### [Task]
Give, as a bare number, the count of lines that contain the word "PRESSURE".

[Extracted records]
(begin)

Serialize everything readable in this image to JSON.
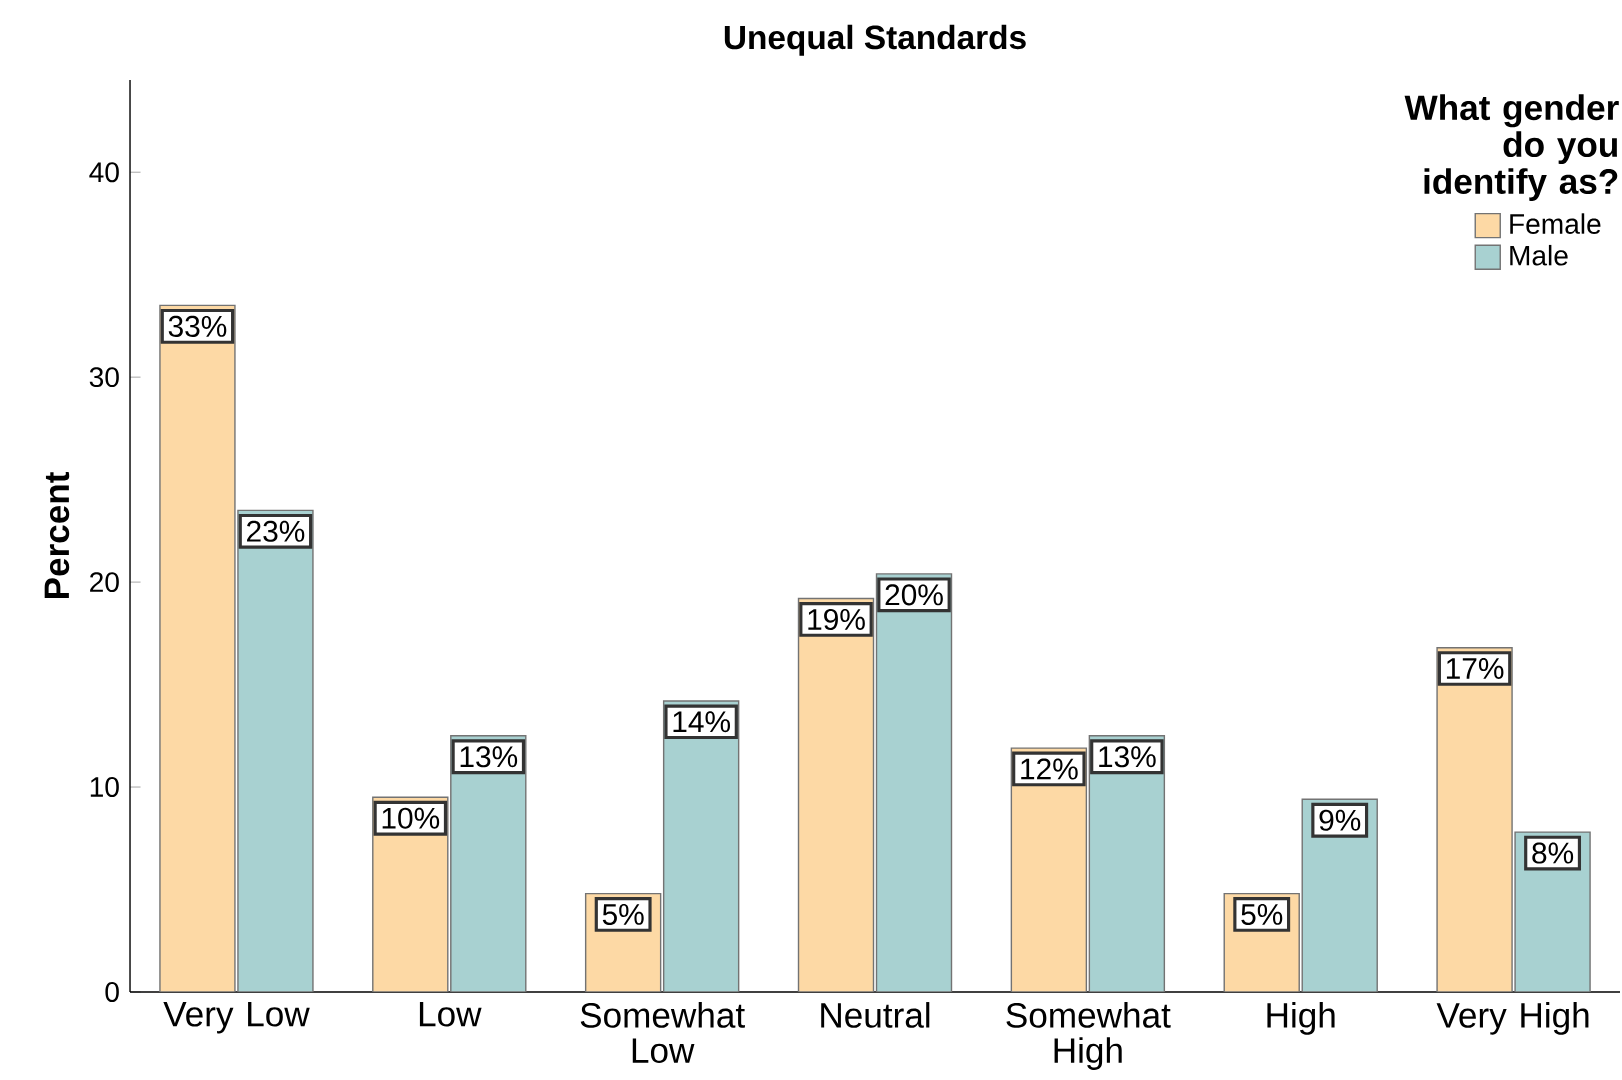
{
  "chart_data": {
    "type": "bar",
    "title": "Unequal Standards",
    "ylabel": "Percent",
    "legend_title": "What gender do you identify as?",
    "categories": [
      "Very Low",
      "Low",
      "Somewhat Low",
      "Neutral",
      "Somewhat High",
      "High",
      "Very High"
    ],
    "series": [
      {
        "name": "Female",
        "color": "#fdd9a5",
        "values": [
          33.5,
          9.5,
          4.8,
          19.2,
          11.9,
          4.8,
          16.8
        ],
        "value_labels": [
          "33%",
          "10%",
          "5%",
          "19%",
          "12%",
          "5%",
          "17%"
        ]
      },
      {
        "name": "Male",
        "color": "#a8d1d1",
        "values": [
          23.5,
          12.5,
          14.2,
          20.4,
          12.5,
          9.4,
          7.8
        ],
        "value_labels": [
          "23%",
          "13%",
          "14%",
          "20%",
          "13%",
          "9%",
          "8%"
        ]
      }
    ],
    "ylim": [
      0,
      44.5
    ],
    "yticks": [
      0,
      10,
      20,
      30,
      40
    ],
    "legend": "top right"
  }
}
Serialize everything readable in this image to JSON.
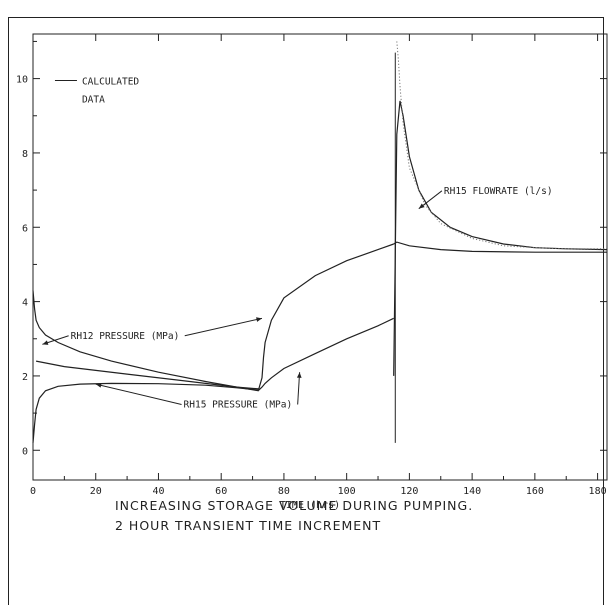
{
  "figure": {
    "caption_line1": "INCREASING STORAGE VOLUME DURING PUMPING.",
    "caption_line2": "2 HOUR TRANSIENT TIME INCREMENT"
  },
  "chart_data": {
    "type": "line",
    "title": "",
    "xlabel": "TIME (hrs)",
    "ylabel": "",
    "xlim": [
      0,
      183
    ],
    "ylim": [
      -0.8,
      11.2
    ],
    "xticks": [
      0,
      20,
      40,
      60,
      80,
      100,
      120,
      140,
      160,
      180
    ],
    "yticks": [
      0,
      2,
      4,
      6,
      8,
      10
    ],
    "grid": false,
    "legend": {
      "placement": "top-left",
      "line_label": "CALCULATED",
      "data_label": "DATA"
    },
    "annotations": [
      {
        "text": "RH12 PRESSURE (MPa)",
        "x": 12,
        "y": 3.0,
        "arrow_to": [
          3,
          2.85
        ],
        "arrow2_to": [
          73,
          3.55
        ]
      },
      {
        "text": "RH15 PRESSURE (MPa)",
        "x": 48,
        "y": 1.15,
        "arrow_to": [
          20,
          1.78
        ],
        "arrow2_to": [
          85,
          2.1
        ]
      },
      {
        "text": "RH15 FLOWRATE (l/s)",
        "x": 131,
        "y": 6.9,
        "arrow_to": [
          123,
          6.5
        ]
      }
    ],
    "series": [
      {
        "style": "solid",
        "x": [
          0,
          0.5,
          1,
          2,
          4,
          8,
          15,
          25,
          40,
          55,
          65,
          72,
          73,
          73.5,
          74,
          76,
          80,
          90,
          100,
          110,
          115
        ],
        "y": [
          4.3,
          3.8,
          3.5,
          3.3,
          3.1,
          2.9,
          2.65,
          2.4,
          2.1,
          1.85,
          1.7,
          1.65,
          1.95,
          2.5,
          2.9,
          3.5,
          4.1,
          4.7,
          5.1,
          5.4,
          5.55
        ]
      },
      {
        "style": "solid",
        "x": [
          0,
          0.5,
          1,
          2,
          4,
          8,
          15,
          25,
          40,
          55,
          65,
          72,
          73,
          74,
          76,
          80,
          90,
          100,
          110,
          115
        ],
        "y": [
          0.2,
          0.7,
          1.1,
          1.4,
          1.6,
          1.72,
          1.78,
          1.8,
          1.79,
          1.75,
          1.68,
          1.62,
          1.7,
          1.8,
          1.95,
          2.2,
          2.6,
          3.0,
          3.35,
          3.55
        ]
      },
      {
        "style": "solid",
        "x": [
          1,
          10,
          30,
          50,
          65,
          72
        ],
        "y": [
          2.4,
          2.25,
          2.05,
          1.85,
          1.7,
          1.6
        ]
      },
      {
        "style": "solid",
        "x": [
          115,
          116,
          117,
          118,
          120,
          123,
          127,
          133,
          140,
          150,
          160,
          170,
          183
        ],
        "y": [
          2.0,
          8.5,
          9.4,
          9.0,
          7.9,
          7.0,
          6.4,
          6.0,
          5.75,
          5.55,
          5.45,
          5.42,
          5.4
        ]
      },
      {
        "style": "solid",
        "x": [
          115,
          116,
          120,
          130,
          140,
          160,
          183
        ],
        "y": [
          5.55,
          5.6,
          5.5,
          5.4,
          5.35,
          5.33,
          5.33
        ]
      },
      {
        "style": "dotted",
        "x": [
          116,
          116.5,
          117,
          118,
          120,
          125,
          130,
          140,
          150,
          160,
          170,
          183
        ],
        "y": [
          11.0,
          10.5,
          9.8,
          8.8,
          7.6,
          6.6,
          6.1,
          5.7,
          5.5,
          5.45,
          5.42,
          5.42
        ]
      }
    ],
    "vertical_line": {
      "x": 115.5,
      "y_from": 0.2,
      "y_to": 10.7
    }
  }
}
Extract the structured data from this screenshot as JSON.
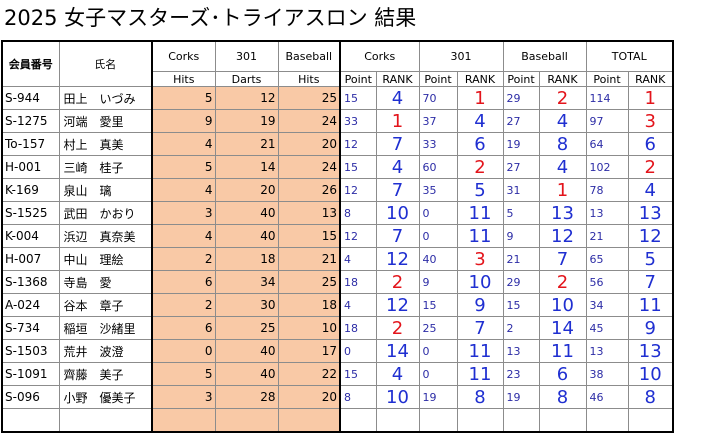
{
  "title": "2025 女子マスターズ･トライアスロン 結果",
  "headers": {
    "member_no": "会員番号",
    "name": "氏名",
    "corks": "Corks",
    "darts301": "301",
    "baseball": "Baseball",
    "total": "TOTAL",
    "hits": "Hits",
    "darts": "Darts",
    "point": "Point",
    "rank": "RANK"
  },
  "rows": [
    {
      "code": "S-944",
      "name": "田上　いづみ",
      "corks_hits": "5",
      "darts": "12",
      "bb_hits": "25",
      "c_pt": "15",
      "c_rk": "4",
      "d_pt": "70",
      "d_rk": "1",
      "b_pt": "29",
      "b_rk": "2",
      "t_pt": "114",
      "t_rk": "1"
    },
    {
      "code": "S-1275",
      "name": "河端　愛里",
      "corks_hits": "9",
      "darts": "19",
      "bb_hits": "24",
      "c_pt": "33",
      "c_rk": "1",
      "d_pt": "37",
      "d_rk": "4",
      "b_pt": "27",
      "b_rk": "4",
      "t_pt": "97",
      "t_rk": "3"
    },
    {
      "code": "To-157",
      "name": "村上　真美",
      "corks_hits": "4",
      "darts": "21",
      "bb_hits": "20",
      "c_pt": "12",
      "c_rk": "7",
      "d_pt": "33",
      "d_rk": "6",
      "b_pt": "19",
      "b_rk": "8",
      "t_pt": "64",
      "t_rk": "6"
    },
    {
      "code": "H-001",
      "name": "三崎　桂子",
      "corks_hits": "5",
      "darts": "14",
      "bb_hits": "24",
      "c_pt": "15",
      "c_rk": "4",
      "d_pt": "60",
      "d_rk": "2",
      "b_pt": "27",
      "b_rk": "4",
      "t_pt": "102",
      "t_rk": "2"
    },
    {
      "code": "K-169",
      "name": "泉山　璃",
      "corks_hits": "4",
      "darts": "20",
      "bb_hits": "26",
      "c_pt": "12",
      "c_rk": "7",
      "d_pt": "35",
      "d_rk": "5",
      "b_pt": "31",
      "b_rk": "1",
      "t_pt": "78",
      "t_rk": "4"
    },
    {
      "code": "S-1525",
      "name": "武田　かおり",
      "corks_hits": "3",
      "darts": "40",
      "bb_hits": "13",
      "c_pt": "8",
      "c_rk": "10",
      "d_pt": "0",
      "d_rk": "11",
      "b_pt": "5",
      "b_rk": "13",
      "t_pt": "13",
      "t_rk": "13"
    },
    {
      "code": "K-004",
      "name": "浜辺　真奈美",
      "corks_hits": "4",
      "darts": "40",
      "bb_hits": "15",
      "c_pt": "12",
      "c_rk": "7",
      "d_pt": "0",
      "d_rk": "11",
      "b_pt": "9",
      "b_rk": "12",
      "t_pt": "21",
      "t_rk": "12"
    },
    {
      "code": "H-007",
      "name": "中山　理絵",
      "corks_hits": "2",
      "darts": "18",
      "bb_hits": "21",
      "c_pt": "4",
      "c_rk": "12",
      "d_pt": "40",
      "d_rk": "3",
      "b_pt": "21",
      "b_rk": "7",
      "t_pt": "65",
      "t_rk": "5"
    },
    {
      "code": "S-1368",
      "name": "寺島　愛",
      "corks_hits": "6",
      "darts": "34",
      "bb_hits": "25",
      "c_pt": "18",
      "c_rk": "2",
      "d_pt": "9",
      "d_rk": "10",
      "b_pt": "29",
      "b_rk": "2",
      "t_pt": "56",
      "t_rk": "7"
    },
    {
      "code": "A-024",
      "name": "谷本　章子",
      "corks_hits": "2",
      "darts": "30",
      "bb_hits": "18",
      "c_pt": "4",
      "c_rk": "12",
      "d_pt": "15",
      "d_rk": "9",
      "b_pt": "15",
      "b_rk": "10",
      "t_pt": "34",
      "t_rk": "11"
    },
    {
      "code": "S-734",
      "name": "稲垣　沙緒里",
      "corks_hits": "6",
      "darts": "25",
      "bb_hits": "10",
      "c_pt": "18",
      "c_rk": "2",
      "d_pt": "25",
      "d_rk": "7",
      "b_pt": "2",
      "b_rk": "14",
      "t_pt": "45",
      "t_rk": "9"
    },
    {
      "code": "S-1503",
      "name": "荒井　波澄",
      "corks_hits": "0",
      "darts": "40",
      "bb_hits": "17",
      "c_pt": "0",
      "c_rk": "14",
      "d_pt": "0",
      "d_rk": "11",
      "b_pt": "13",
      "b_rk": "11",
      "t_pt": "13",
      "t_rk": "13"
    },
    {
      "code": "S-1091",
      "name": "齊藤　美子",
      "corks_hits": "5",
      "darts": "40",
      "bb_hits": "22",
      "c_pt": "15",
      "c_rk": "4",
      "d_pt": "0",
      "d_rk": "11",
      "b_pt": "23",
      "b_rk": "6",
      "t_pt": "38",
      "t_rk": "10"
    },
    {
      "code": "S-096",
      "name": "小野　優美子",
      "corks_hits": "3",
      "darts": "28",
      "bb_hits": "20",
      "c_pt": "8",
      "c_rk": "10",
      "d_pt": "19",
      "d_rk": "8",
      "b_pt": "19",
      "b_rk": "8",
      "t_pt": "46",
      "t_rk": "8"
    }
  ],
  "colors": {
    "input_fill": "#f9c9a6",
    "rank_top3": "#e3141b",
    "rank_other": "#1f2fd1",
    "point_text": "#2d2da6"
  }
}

(end)

### [Response]
2